WRITTEN TASK:
In the lines below, find the one that contains "OCR this image." and write it out exactly, along with every line that follows it.

RECORDED INFORMATION:
:::
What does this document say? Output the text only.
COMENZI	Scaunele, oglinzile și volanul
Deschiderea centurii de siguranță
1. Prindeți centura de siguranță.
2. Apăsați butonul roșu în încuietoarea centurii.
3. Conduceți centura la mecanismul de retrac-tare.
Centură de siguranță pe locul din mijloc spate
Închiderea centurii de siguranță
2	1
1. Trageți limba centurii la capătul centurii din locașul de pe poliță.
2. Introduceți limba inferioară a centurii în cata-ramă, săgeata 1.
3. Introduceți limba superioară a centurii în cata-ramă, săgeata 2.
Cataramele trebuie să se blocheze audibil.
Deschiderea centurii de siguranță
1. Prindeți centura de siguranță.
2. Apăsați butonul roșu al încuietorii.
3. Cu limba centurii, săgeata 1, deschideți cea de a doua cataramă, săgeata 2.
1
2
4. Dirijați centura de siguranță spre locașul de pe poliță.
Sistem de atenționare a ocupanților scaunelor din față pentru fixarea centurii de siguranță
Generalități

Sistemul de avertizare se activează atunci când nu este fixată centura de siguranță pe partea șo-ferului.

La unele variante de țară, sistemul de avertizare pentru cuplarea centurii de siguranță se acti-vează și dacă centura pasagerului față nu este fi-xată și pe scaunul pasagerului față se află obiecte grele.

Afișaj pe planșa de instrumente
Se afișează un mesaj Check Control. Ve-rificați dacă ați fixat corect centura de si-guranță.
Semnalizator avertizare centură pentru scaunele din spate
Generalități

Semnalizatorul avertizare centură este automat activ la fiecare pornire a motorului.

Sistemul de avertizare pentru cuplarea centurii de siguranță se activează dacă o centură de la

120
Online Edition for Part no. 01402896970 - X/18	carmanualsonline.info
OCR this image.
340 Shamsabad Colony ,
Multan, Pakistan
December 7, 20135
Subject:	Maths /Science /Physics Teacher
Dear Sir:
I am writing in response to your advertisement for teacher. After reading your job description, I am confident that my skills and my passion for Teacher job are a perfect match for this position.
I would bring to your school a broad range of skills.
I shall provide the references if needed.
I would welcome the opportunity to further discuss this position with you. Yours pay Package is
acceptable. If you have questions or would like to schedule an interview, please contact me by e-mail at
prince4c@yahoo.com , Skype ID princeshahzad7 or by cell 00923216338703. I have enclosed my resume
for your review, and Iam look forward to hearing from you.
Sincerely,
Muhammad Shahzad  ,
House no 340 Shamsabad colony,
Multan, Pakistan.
:::
SOLUTION FOR THIS EXERCISE:
OCR this image.
340 Shamsabad Colony ,
Multan, Pakistan
December 7, 20135
Subject:	Maths /Science /Physics Teacher
Dear Sir:
I am writing in response to your advertisement for teacher. After reading your job description, I am confident that my skills and my passion for Teacher job are a perfect match for this position.
I would bring to your school a broad range of skills.
I shall provide the references if needed.
I would welcome the opportunity to further discuss this position with you. Yours pay Package is
acceptable. If you have questions or would like to schedule an interview, please contact me by e-mail at
prince4c@yahoo.com , Skype ID princeshahzad7 or by cell 00923216338703. I have enclosed my resume
for your review, and Iam look forward to hearing from you.
Sincerely,
Muhammad Shahzad  ,
House no 340 Shamsabad colony,
Multan, Pakistan.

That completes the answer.